Records for the task |

● ● ●

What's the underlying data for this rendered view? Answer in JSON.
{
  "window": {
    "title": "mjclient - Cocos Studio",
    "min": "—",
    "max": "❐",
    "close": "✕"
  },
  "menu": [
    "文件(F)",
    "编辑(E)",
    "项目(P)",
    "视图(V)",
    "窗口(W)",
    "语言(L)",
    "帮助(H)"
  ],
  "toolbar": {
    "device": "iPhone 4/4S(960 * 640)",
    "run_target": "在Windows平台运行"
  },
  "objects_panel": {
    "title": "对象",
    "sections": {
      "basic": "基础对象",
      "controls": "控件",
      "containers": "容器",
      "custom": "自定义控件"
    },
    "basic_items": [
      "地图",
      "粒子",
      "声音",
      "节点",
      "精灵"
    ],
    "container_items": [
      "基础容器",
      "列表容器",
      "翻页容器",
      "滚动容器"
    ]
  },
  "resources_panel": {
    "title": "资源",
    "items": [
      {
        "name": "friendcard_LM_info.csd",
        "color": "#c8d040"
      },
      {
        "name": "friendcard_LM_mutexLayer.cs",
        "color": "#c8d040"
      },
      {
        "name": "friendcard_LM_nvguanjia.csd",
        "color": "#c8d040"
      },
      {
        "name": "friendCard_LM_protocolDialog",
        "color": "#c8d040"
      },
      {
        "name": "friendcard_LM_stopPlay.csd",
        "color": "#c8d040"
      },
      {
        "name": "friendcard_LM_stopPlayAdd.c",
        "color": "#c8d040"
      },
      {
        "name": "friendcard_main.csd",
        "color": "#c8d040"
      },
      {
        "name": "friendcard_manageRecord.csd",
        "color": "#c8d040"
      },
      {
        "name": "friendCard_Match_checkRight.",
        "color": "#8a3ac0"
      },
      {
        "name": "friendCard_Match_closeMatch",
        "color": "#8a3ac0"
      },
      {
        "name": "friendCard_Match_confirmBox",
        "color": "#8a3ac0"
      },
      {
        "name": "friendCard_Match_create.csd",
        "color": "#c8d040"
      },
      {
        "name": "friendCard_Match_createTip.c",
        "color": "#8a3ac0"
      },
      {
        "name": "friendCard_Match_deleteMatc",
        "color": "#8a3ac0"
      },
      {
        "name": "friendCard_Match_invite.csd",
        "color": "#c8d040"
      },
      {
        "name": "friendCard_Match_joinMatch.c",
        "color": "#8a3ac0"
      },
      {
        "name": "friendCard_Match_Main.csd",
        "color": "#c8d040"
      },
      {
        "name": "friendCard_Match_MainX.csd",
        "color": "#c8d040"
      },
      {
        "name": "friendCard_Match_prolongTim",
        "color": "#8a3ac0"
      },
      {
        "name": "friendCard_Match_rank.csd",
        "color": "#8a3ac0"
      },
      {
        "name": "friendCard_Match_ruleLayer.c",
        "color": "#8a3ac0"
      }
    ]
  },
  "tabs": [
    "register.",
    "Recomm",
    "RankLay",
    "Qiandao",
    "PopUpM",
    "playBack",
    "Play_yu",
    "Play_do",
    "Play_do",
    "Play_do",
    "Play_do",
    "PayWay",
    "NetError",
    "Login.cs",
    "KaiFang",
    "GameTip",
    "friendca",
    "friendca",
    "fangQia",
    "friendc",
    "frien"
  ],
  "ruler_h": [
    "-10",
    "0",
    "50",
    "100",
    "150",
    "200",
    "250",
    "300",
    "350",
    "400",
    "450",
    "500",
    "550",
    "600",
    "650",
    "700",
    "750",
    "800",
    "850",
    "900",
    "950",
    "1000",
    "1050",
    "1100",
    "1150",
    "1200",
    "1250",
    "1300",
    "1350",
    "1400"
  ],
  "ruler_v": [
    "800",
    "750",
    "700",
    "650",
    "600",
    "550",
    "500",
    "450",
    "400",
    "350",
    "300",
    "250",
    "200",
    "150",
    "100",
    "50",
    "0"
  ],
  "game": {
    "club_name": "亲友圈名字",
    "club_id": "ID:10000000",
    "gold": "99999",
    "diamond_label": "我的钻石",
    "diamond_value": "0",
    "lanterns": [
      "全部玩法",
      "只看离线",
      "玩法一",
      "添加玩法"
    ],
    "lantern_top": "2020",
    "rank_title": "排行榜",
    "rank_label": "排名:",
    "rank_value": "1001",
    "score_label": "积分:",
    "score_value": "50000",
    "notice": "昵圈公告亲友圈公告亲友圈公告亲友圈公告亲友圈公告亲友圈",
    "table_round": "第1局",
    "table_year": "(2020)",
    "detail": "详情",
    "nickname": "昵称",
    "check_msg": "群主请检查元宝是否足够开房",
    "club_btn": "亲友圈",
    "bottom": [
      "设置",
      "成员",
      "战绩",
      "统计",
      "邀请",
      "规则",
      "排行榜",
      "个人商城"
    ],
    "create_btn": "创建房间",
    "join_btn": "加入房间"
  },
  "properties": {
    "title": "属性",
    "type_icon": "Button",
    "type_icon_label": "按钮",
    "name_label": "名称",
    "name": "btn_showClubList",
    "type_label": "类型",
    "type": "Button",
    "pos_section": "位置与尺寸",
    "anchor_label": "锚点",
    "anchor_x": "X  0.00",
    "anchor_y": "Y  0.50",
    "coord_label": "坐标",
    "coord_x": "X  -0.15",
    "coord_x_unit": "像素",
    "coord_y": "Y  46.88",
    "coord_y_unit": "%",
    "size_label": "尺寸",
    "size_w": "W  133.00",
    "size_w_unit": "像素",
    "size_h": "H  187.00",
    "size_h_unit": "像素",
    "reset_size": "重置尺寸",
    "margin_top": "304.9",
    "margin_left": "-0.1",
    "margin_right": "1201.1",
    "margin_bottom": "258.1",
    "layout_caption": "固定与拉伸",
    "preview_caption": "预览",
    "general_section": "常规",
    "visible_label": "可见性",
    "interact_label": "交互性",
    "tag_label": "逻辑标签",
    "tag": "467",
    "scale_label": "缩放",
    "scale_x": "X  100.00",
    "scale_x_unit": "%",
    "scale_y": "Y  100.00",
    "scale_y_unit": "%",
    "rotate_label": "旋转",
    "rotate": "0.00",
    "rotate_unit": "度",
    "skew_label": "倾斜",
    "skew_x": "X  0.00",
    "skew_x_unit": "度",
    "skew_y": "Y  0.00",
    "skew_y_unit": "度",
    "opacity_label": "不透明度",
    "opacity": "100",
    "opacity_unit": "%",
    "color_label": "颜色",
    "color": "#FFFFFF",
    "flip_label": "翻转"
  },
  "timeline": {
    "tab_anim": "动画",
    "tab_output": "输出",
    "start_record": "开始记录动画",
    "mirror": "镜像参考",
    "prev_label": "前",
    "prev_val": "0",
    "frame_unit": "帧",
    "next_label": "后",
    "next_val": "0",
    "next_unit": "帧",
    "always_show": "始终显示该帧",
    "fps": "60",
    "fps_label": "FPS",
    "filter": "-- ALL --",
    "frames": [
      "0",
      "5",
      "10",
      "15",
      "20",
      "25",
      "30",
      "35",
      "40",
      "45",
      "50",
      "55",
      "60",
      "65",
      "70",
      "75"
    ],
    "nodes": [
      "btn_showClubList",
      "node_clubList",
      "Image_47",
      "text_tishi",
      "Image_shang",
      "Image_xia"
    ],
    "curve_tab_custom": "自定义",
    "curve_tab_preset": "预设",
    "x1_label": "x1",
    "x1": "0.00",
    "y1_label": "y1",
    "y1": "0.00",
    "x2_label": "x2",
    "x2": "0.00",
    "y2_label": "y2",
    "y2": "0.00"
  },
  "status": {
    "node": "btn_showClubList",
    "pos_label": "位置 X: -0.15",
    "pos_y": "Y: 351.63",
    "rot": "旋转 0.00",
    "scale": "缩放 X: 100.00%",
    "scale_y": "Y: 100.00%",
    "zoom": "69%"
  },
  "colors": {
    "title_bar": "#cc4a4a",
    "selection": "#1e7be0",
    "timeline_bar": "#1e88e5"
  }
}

● ● ●

What the task requires | Retype the listing exactly, in full.

Solved problem |
What's the underlying data for this rendered view? Answer in JSON.
{
  "window": {
    "title": "mjclient - Cocos Studio",
    "min": "—",
    "max": "❐",
    "close": "✕"
  },
  "menu": [
    "文件(F)",
    "编辑(E)",
    "项目(P)",
    "视图(V)",
    "窗口(W)",
    "语言(L)",
    "帮助(H)"
  ],
  "toolbar": {
    "device": "iPhone 4/4S(960 * 640)",
    "run_target": "在Windows平台运行"
  },
  "objects_panel": {
    "title": "对象",
    "sections": {
      "basic": "基础对象",
      "controls": "控件",
      "containers": "容器",
      "custom": "自定义控件"
    },
    "basic_items": [
      "地图",
      "粒子",
      "声音",
      "节点",
      "精灵"
    ],
    "container_items": [
      "基础容器",
      "列表容器",
      "翻页容器",
      "滚动容器"
    ]
  },
  "resources_panel": {
    "title": "资源",
    "items": [
      {
        "name": "friendcard_LM_info.csd",
        "color": "#c8d040"
      },
      {
        "name": "friendcard_LM_mutexLayer.cs",
        "color": "#c8d040"
      },
      {
        "name": "friendcard_LM_nvguanjia.csd",
        "color": "#c8d040"
      },
      {
        "name": "friendCard_LM_protocolDialog",
        "color": "#c8d040"
      },
      {
        "name": "friendcard_LM_stopPlay.csd",
        "color": "#c8d040"
      },
      {
        "name": "friendcard_LM_stopPlayAdd.c",
        "color": "#c8d040"
      },
      {
        "name": "friendcard_main.csd",
        "color": "#c8d040"
      },
      {
        "name": "friendcard_manageRecord.csd",
        "color": "#c8d040"
      },
      {
        "name": "friendCard_Match_checkRight.",
        "color": "#8a3ac0"
      },
      {
        "name": "friendCard_Match_closeMatch",
        "color": "#8a3ac0"
      },
      {
        "name": "friendCard_Match_confirmBox",
        "color": "#8a3ac0"
      },
      {
        "name": "friendCard_Match_create.csd",
        "color": "#c8d040"
      },
      {
        "name": "friendCard_Match_createTip.c",
        "color": "#8a3ac0"
      },
      {
        "name": "friendCard_Match_deleteMatc",
        "color": "#8a3ac0"
      },
      {
        "name": "friendCard_Match_invite.csd",
        "color": "#c8d040"
      },
      {
        "name": "friendCard_Match_joinMatch.c",
        "color": "#8a3ac0"
      },
      {
        "name": "friendCard_Match_Main.csd",
        "color": "#c8d040"
      },
      {
        "name": "friendCard_Match_MainX.csd",
        "color": "#c8d040"
      },
      {
        "name": "friendCard_Match_prolongTim",
        "color": "#8a3ac0"
      },
      {
        "name": "friendCard_Match_rank.csd",
        "color": "#8a3ac0"
      },
      {
        "name": "friendCard_Match_ruleLayer.c",
        "color": "#8a3ac0"
      }
    ]
  },
  "tabs": [
    "register.",
    "Recomm",
    "RankLay",
    "Qiandao",
    "PopUpM",
    "playBack",
    "Play_yu",
    "Play_do",
    "Play_do",
    "Play_do",
    "Play_do",
    "PayWay",
    "NetError",
    "Login.cs",
    "KaiFang",
    "GameTip",
    "friendca",
    "friendca",
    "fangQia",
    "friendc",
    "frien"
  ],
  "ruler_h": [
    "-10",
    "0",
    "50",
    "100",
    "150",
    "200",
    "250",
    "300",
    "350",
    "400",
    "450",
    "500",
    "550",
    "600",
    "650",
    "700",
    "750",
    "800",
    "850",
    "900",
    "950",
    "1000",
    "1050",
    "1100",
    "1150",
    "1200",
    "1250",
    "1300",
    "1350",
    "1400"
  ],
  "ruler_v": [
    "800",
    "750",
    "700",
    "650",
    "600",
    "550",
    "500",
    "450",
    "400",
    "350",
    "300",
    "250",
    "200",
    "150",
    "100",
    "50",
    "0"
  ],
  "game": {
    "club_name": "亲友圈名字",
    "club_id": "ID:10000000",
    "gold": "99999",
    "diamond_label": "我的钻石",
    "diamond_value": "0",
    "lanterns": [
      "全部玩法",
      "只看离线",
      "玩法一",
      "添加玩法"
    ],
    "lantern_top": "2020",
    "rank_title": "排行榜",
    "rank_label": "排名:",
    "rank_value": "1001",
    "score_label": "积分:",
    "score_value": "50000",
    "notice": "昵圈公告亲友圈公告亲友圈公告亲友圈公告亲友圈公告亲友圈",
    "table_round": "第1局",
    "table_year": "(2020)",
    "detail": "详情",
    "nickname": "昵称",
    "check_msg": "群主请检查元宝是否足够开房",
    "club_btn": "亲友圈",
    "bottom": [
      "设置",
      "成员",
      "战绩",
      "统计",
      "邀请",
      "规则",
      "排行榜",
      "个人商城"
    ],
    "create_btn": "创建房间",
    "join_btn": "加入房间"
  },
  "properties": {
    "title": "属性",
    "type_icon": "Button",
    "type_icon_label": "按钮",
    "name_label": "名称",
    "name": "btn_showClubList",
    "type_label": "类型",
    "type": "Button",
    "pos_section": "位置与尺寸",
    "anchor_label": "锚点",
    "anchor_x": "X  0.00",
    "anchor_y": "Y  0.50",
    "coord_label": "坐标",
    "coord_x": "X  -0.15",
    "coord_x_unit": "像素",
    "coord_y": "Y  46.88",
    "coord_y_unit": "%",
    "size_label": "尺寸",
    "size_w": "W  133.00",
    "size_w_unit": "像素",
    "size_h": "H  187.00",
    "size_h_unit": "像素",
    "reset_size": "重置尺寸",
    "margin_top": "304.9",
    "margin_left": "-0.1",
    "margin_right": "1201.1",
    "margin_bottom": "258.1",
    "layout_caption": "固定与拉伸",
    "preview_caption": "预览",
    "general_section": "常规",
    "visible_label": "可见性",
    "interact_label": "交互性",
    "tag_label": "逻辑标签",
    "tag": "467",
    "scale_label": "缩放",
    "scale_x": "X  100.00",
    "scale_x_unit": "%",
    "scale_y": "Y  100.00",
    "scale_y_unit": "%",
    "rotate_label": "旋转",
    "rotate": "0.00",
    "rotate_unit": "度",
    "skew_label": "倾斜",
    "skew_x": "X  0.00",
    "skew_x_unit": "度",
    "skew_y": "Y  0.00",
    "skew_y_unit": "度",
    "opacity_label": "不透明度",
    "opacity": "100",
    "opacity_unit": "%",
    "color_label": "颜色",
    "color": "#FFFFFF",
    "flip_label": "翻转"
  },
  "timeline": {
    "tab_anim": "动画",
    "tab_output": "输出",
    "start_record": "开始记录动画",
    "mirror": "镜像参考",
    "prev_label": "前",
    "prev_val": "0",
    "frame_unit": "帧",
    "next_label": "后",
    "next_val": "0",
    "next_unit": "帧",
    "always_show": "始终显示该帧",
    "fps": "60",
    "fps_label": "FPS",
    "filter": "-- ALL --",
    "frames": [
      "0",
      "5",
      "10",
      "15",
      "20",
      "25",
      "30",
      "35",
      "40",
      "45",
      "50",
      "55",
      "60",
      "65",
      "70",
      "75"
    ],
    "nodes": [
      "btn_showClubList",
      "node_clubList",
      "Image_47",
      "text_tishi",
      "Image_shang",
      "Image_xia"
    ],
    "curve_tab_custom": "自定义",
    "curve_tab_preset": "预设",
    "x1_label": "x1",
    "x1": "0.00",
    "y1_label": "y1",
    "y1": "0.00",
    "x2_label": "x2",
    "x2": "0.00",
    "y2_label": "y2",
    "y2": "0.00"
  },
  "status": {
    "node": "btn_showClubList",
    "pos_label": "位置 X: -0.15",
    "pos_y": "Y: 351.63",
    "rot": "旋转 0.00",
    "scale": "缩放 X: 100.00%",
    "scale_y": "Y: 100.00%",
    "zoom": "69%"
  },
  "colors": {
    "title_bar": "#cc4a4a",
    "selection": "#1e7be0",
    "timeline_bar": "#1e88e5"
  }
}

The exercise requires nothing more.